◆ **TEXTE FOURNI**:
■ ■ ■ ■

Dans un nouveau rebondissement de la scène politique turque, des centaines de manifestants se sont rassemblés mercredi soir devant le Palais de Justice d’Istanbul. Au cœur de leur mobilisation : l’arrestation controversée d’Ahmet Özer, maire de l’arrondissement d’Esenyurt, accusé d’appartenance au PKK, le Parti des Travailleurs du Kurdistan. Une accusation que son parti, le CHP, première force d’opposition au parlement turc, dénonce avec force.
Selon des sources proches du dossier, l’arrestation serait basée sur un livre écrit par l’élu il y a plusieurs années. Une justification jugée bien mince par ses soutiens, qui promettent de réagir “de la manière la plus ferme”. Le rassemblement, qui comptait dans ses rangs le maire d’Istanbul en personne, Ekrem Imamoglu, a pris une nouvelle dimension quand les autorités ont nommé dans la soirée un administrateur pour remplacer le maire déchu.

■ ■ ■ ■

◆ **DONNÉES BRUTES**:

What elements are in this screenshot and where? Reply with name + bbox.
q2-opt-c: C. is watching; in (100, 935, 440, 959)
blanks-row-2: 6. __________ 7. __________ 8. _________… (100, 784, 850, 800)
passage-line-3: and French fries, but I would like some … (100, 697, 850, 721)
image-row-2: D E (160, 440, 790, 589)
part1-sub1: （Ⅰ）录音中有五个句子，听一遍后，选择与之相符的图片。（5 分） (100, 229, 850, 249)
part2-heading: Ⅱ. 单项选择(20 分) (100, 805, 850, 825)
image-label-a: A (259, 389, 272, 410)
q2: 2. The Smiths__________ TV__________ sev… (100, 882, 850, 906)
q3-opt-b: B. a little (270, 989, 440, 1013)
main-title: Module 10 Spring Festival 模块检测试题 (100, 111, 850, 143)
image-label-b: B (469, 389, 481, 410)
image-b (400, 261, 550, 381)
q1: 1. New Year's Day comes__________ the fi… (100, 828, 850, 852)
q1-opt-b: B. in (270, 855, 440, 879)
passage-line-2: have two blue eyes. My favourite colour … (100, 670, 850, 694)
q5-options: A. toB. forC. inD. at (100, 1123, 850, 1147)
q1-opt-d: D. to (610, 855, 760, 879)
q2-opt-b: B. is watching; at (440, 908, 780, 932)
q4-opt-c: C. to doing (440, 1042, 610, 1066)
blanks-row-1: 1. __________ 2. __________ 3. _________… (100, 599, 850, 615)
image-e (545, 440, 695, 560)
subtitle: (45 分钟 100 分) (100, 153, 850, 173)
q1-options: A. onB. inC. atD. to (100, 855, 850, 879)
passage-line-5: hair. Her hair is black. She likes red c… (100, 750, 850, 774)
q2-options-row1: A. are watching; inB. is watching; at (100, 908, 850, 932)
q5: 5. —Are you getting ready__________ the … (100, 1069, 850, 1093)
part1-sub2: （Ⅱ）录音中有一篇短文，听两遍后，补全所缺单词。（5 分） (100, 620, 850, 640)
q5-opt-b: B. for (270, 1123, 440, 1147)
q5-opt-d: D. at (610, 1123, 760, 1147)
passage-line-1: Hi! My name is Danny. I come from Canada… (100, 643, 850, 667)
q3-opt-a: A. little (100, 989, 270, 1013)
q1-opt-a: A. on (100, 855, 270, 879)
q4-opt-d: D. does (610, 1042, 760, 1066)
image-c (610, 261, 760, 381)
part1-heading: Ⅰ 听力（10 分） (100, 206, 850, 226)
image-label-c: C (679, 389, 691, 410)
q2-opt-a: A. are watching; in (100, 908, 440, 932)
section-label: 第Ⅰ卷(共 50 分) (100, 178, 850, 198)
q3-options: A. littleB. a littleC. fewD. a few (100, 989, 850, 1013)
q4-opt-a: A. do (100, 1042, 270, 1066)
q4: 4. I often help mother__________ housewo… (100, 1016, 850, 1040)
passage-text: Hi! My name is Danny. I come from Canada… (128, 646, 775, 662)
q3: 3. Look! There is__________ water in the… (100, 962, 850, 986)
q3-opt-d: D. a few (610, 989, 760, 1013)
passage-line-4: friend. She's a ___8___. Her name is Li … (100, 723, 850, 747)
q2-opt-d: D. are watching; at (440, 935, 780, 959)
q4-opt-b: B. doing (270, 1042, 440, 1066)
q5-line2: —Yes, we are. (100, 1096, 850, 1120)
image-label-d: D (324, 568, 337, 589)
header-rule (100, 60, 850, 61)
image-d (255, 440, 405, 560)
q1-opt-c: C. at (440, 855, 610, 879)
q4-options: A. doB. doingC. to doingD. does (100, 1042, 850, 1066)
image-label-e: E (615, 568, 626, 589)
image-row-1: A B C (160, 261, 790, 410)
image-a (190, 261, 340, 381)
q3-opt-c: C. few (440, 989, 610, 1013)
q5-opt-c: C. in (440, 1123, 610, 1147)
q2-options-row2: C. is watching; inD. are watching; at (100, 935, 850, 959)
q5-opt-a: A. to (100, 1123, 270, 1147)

■ ■ ■ ■

◆ **ÉNONCÉ 1**:
Quelles personnes et quels partis politiques sont nommés dans le texte sur l'arrestation d'Ahmet Özer ?
◆ **ÉNONCÉ 2**:
Citez le passage du texte sur l'arrestation d'Ahmet Özer qui commence à "Dans un nouveau" et se termine à "dénonce avec force.".

◆ **RÉPONSE COMPLÈTE 1**:
Ahmet Özer, Ekrem Imamoglu, le PKK (Parti des Travailleurs du Kurdistan) et le CHP.

◆ **RÉPONSE COMPLÈTE 2**:
Dans un nouveau rebondissement de la scène politique turque, des centaines de manifestants se sont rassemblés mercredi soir devant le Palais de Justice d’Istanbul. Au cœur de leur mobilisation : l’arrestation controversée d’Ahmet Özer, maire de l’arrondissement d’Esenyurt, accusé d’appartenance au PKK, le Parti des Travailleurs du Kurdistan. Une accusation que son parti, le CHP, première force d’opposition au parlement turc, dénonce avec force.